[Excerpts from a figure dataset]
★ ★ ★ ★ ★

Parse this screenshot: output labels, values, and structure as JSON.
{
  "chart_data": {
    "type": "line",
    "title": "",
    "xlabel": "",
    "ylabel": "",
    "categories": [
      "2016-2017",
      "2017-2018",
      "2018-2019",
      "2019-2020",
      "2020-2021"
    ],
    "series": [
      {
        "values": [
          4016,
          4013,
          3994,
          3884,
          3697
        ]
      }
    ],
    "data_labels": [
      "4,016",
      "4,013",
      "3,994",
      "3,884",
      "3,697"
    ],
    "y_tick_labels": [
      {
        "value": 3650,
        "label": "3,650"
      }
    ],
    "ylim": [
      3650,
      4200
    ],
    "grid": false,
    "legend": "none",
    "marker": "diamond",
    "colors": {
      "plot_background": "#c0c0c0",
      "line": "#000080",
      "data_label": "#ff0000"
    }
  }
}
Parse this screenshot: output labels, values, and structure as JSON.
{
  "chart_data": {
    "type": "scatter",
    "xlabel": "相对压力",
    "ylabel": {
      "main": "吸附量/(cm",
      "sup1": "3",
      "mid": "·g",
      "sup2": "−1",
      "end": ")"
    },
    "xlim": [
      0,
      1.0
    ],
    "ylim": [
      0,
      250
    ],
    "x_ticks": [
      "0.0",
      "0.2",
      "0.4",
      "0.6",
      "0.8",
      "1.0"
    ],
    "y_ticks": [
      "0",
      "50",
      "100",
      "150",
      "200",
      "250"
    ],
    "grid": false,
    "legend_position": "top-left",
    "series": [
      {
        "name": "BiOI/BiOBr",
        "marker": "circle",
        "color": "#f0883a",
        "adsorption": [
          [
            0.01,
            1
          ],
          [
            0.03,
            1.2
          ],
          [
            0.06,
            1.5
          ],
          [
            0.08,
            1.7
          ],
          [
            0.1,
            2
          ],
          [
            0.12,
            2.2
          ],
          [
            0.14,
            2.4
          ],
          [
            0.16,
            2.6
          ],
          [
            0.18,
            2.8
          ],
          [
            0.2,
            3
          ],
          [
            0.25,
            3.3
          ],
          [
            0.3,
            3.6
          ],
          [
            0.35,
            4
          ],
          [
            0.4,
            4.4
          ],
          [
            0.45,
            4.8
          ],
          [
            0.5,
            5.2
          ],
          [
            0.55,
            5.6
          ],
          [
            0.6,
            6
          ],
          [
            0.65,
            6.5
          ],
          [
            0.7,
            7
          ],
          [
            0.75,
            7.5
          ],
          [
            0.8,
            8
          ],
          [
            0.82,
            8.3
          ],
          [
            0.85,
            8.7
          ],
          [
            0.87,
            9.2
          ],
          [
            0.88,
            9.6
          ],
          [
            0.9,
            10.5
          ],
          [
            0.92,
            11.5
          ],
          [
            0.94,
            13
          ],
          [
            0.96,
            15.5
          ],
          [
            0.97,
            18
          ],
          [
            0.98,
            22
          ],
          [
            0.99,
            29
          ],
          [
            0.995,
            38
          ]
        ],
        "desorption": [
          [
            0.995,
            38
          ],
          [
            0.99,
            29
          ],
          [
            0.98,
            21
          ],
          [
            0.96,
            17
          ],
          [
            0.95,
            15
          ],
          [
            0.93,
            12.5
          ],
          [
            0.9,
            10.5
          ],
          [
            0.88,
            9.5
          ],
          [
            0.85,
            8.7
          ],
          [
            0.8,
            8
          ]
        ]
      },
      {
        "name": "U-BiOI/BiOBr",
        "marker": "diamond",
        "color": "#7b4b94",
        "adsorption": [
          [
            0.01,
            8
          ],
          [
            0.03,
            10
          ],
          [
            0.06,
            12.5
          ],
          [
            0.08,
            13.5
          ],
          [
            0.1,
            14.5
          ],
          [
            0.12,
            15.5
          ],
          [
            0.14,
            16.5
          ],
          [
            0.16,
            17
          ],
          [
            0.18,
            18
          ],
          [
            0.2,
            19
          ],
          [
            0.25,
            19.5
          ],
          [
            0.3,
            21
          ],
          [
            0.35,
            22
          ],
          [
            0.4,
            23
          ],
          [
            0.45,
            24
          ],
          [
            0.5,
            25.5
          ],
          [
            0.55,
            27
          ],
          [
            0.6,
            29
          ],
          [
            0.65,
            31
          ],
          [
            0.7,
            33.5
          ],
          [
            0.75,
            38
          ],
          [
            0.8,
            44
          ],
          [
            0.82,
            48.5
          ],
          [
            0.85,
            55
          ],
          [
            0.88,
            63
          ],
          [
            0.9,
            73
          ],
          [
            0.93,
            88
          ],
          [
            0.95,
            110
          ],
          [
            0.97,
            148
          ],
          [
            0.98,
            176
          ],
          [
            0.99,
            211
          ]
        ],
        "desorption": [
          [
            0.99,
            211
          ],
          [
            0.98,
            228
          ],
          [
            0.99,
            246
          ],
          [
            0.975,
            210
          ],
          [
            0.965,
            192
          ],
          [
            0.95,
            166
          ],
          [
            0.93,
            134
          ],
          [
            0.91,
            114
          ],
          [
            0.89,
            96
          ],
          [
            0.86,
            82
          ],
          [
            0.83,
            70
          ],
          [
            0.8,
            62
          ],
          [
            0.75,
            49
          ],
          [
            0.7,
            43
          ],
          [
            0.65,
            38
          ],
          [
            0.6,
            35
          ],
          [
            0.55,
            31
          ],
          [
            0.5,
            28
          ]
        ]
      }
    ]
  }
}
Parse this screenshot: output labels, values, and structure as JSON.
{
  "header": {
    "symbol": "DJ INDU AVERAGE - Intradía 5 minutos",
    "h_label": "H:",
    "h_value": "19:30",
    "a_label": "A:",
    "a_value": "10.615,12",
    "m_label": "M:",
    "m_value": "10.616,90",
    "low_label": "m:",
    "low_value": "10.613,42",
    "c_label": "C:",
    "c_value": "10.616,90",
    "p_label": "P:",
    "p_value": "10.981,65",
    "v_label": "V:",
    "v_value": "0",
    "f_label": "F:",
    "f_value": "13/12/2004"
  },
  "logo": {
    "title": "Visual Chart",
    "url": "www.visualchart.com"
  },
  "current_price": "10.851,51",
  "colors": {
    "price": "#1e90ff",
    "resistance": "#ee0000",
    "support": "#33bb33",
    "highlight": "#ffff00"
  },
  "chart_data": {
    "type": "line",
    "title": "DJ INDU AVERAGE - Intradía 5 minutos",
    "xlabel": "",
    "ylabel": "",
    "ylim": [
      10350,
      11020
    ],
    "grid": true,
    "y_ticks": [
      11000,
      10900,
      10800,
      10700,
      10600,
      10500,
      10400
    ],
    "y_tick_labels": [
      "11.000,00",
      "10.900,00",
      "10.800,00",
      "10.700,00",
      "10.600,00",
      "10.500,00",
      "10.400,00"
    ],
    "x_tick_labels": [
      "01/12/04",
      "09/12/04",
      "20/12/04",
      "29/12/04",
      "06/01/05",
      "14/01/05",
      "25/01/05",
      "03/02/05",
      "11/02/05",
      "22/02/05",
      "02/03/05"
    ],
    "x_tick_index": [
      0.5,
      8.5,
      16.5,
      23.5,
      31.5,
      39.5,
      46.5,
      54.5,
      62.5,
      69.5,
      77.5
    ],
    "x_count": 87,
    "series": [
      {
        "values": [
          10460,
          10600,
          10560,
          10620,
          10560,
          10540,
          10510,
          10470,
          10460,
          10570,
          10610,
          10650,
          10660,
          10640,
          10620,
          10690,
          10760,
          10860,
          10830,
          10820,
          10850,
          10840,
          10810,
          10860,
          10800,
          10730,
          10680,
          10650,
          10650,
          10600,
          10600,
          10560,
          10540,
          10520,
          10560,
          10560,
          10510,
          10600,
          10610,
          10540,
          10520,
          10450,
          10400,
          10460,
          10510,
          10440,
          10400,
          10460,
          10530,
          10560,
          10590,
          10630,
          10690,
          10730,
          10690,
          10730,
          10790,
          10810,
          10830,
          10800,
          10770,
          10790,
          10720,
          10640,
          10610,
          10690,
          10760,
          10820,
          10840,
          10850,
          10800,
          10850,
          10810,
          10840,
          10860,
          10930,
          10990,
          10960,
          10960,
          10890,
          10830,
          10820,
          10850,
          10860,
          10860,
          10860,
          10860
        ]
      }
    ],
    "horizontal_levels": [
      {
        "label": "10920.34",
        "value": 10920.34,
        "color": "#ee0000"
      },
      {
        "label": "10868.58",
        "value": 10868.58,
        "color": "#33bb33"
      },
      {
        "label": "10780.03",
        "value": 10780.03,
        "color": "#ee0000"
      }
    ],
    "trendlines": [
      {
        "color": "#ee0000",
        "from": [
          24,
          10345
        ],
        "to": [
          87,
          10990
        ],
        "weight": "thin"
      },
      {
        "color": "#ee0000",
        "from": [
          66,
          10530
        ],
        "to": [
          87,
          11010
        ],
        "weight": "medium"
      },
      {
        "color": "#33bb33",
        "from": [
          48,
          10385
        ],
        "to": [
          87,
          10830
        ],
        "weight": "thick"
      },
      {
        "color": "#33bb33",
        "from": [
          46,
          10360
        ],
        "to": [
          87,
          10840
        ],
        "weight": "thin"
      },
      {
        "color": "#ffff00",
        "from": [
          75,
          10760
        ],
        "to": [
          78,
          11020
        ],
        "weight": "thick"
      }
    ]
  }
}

★ ★ ★ ★ ★

Among the records above, how many lines carry the string "INDU"? Reply with the number alone.

● **The reply**: 2